**Data shown:**
--*--
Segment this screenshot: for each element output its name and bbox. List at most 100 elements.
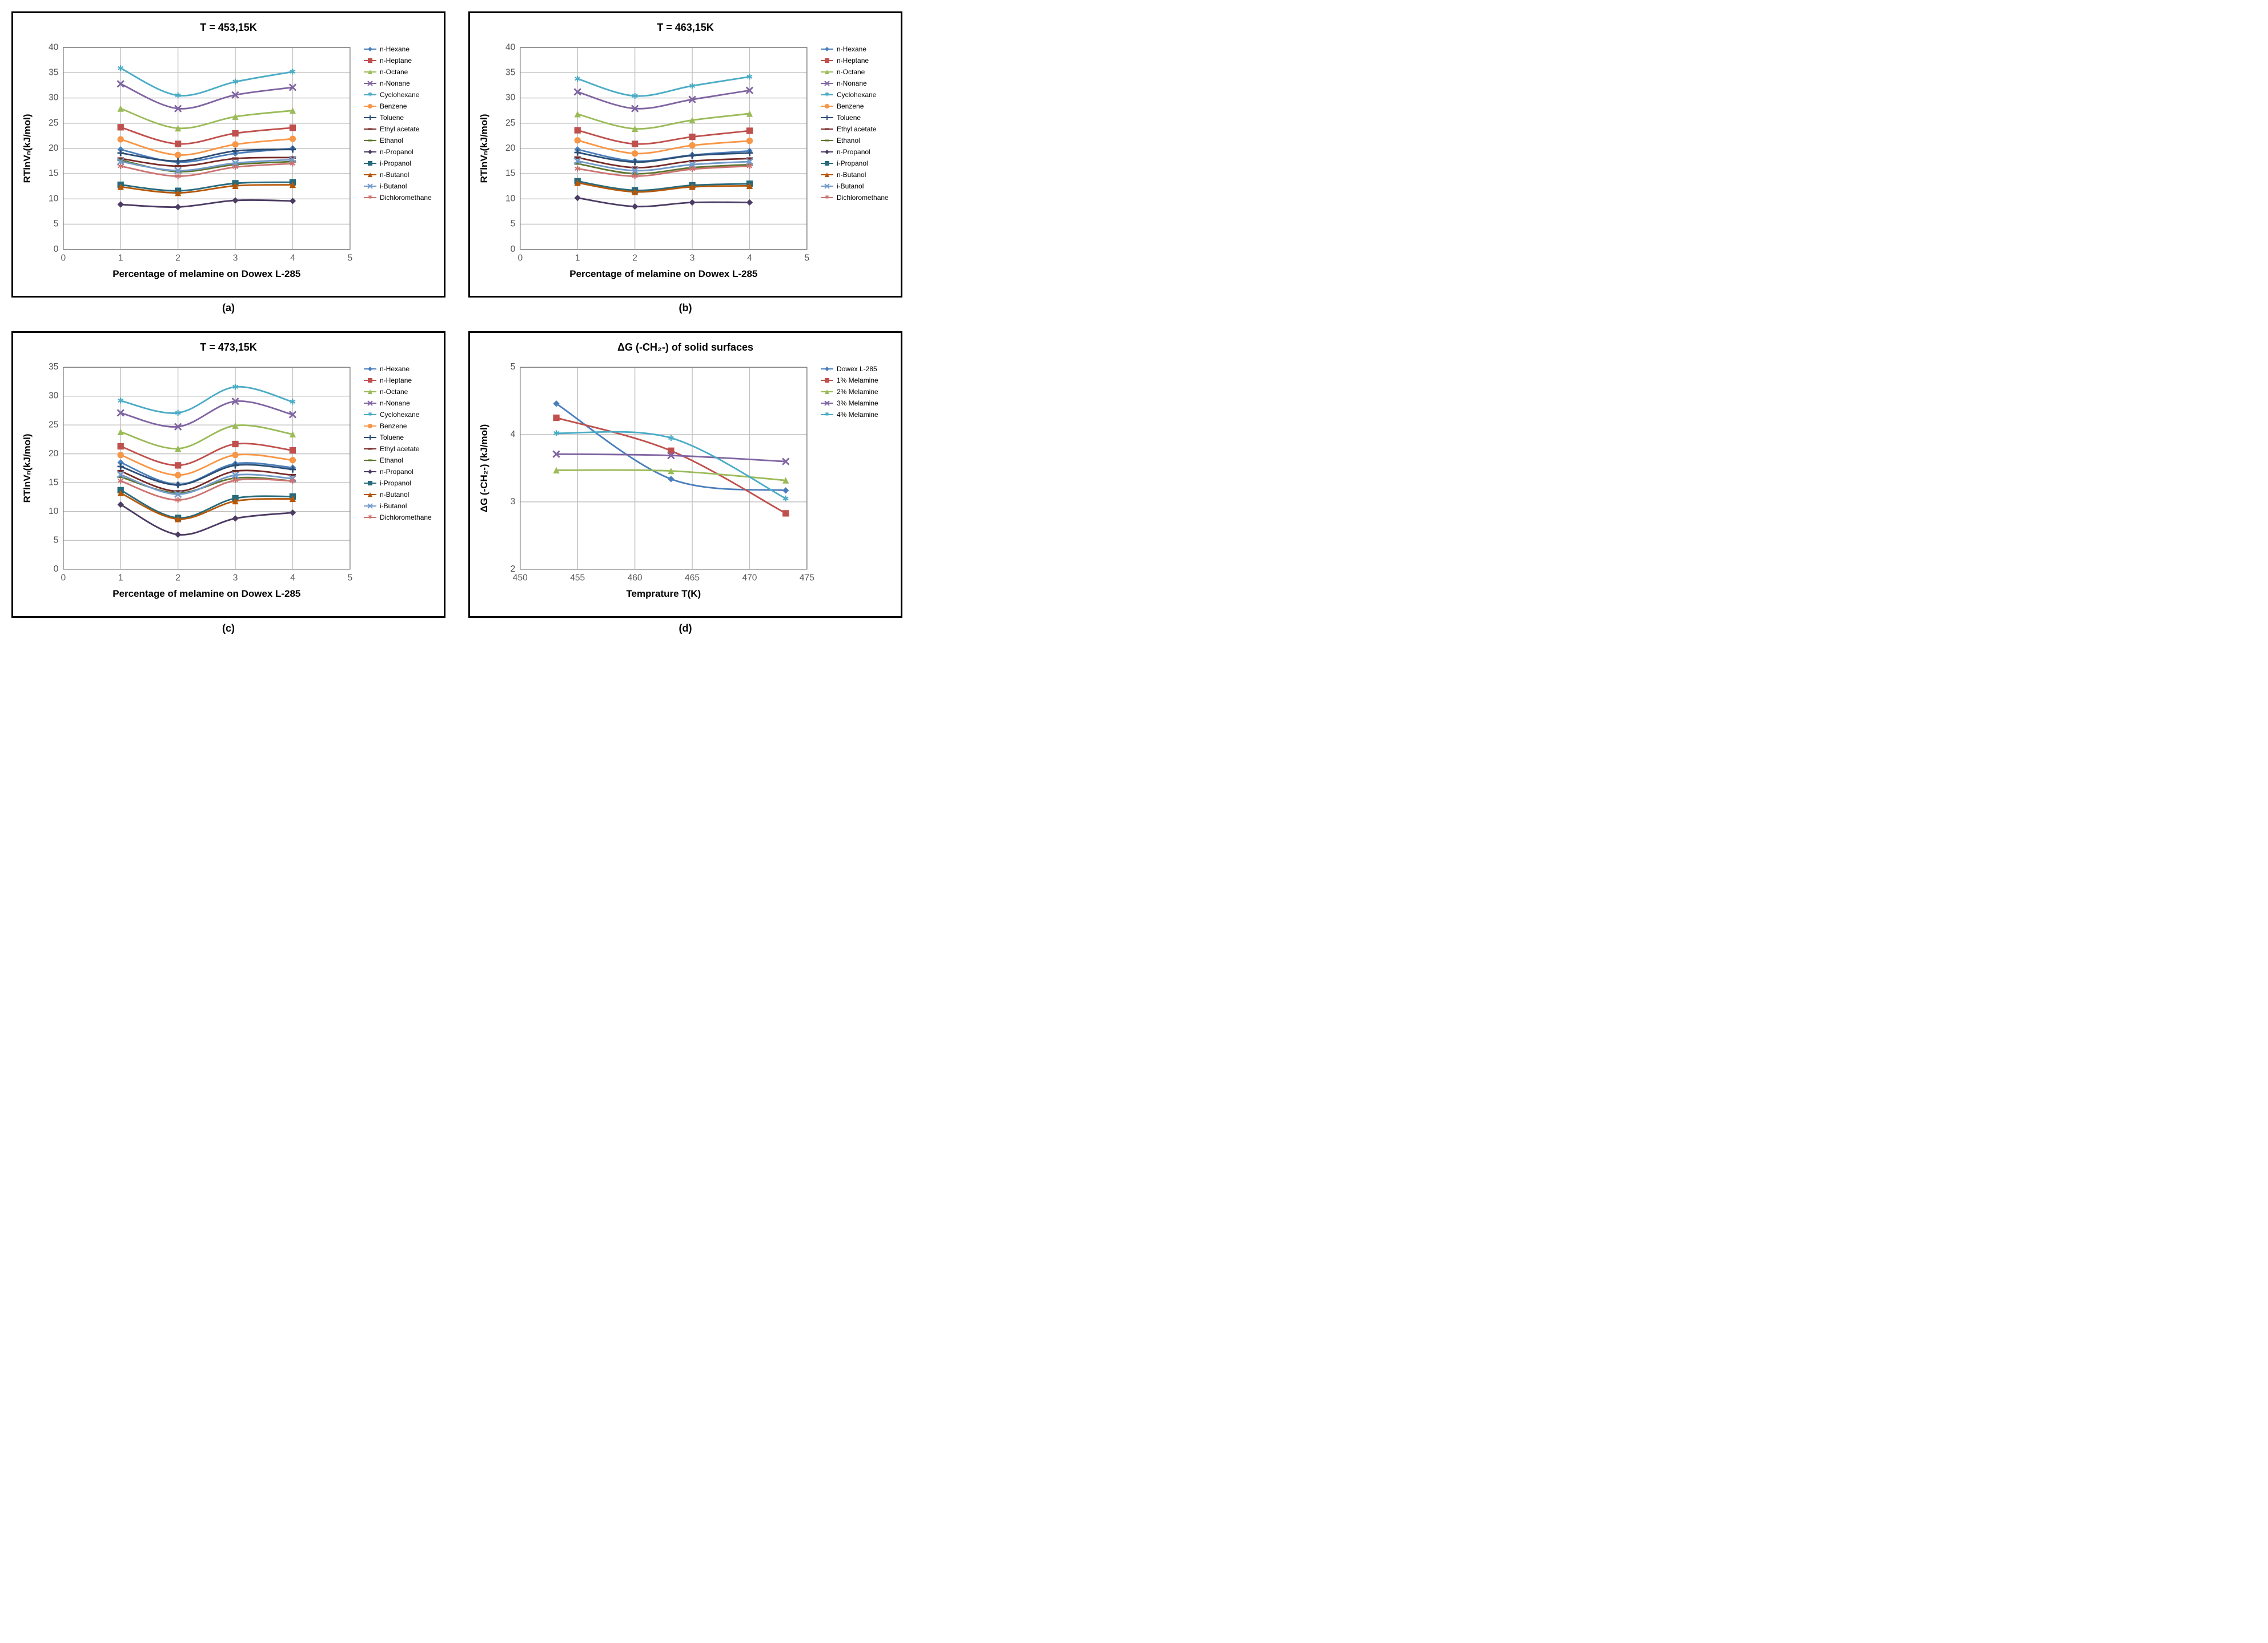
--*--
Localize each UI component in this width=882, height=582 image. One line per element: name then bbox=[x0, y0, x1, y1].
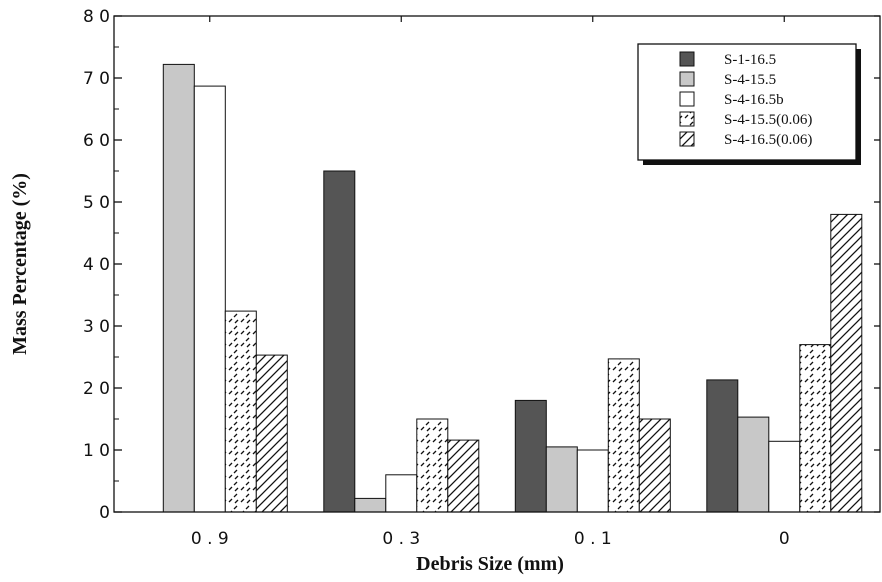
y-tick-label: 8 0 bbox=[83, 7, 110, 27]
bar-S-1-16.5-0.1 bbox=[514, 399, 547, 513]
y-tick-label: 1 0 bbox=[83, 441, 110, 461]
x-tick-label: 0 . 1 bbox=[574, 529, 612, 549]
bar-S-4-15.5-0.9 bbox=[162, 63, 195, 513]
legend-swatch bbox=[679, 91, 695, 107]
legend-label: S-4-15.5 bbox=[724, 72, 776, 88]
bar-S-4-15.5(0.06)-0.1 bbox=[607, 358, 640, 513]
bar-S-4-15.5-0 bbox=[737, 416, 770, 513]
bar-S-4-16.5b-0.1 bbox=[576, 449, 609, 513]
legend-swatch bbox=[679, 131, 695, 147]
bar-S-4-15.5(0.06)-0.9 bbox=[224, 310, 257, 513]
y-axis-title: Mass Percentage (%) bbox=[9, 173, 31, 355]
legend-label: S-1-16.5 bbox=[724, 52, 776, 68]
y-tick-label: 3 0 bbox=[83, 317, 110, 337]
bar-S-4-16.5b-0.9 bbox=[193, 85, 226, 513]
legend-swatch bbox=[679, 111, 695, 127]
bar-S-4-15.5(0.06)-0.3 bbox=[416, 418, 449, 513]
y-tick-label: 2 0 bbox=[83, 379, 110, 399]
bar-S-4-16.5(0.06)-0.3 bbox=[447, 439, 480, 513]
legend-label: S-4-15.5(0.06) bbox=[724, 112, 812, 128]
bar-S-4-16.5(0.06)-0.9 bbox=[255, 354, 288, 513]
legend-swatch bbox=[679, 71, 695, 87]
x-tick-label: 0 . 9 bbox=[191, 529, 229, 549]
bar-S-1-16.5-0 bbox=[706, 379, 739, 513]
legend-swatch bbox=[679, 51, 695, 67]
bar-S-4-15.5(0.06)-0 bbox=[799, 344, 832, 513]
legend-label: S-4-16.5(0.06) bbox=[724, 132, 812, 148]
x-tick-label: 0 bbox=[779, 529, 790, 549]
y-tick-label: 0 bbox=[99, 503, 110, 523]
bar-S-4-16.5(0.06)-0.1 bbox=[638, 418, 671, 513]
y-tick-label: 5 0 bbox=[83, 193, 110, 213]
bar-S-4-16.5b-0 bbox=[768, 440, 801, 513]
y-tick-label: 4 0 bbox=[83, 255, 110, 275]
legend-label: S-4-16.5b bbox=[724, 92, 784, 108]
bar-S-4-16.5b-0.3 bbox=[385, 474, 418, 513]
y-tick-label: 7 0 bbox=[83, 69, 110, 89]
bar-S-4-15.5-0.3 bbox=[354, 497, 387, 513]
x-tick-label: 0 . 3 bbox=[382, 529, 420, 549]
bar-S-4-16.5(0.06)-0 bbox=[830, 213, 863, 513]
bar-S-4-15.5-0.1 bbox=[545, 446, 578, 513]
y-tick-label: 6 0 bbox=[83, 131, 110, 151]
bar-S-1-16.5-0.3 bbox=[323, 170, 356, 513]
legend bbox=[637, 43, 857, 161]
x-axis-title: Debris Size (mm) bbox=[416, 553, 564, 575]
--*--
**Exercise objective:**
Can you write out, word for word, the records between the lines holding "Localize each UI" and "bar-S-4-15.5-0 bbox=[737, 416, 770, 513]", inclusive, but without the pictures?

**Answer for the task:**
Localize each UI component in this width=882, height=582 image. One line per element: name then bbox=[x0, y0, x1, y1].
y-tick-label: 8 0 bbox=[83, 7, 110, 27]
bar-S-1-16.5-0.1 bbox=[514, 399, 547, 513]
y-tick-label: 1 0 bbox=[83, 441, 110, 461]
x-tick-label: 0 . 1 bbox=[574, 529, 612, 549]
bar-S-4-15.5-0.9 bbox=[162, 63, 195, 513]
legend-swatch bbox=[679, 91, 695, 107]
legend-label: S-4-15.5 bbox=[724, 72, 776, 88]
bar-S-4-15.5(0.06)-0.1 bbox=[607, 358, 640, 513]
bar-S-4-15.5-0 bbox=[737, 416, 770, 513]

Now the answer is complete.